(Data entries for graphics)
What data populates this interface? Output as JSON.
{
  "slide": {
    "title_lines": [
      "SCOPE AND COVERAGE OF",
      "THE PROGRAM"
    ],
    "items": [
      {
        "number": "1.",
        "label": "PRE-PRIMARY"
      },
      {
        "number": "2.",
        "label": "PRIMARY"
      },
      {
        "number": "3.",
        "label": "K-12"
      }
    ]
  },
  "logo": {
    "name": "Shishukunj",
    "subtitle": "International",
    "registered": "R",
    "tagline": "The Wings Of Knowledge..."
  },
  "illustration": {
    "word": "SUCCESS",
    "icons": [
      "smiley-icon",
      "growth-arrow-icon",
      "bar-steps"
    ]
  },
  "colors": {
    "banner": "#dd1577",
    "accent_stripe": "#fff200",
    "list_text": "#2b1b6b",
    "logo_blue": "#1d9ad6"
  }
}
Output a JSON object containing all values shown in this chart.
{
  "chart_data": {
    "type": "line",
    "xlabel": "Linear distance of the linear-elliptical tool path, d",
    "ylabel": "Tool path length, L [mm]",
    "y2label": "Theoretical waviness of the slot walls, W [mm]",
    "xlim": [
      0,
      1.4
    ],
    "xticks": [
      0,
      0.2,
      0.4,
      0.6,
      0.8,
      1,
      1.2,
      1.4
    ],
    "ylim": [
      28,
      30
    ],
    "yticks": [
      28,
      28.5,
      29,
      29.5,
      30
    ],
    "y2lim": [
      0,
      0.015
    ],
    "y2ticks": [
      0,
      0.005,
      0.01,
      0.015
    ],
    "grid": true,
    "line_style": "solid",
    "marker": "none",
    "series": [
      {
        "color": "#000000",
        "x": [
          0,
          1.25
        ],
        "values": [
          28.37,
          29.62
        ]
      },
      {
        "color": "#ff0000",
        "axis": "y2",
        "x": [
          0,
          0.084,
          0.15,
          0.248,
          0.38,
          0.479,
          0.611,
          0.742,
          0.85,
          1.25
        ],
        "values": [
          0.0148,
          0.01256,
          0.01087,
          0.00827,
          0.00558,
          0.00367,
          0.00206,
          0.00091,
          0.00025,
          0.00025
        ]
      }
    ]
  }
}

**What is asked**
Write out every line of the entries that holds the word "Output".

**Complete answer**
What data populates this interface? Output as JSON.
Output a JSON object containing all values shown in this chart.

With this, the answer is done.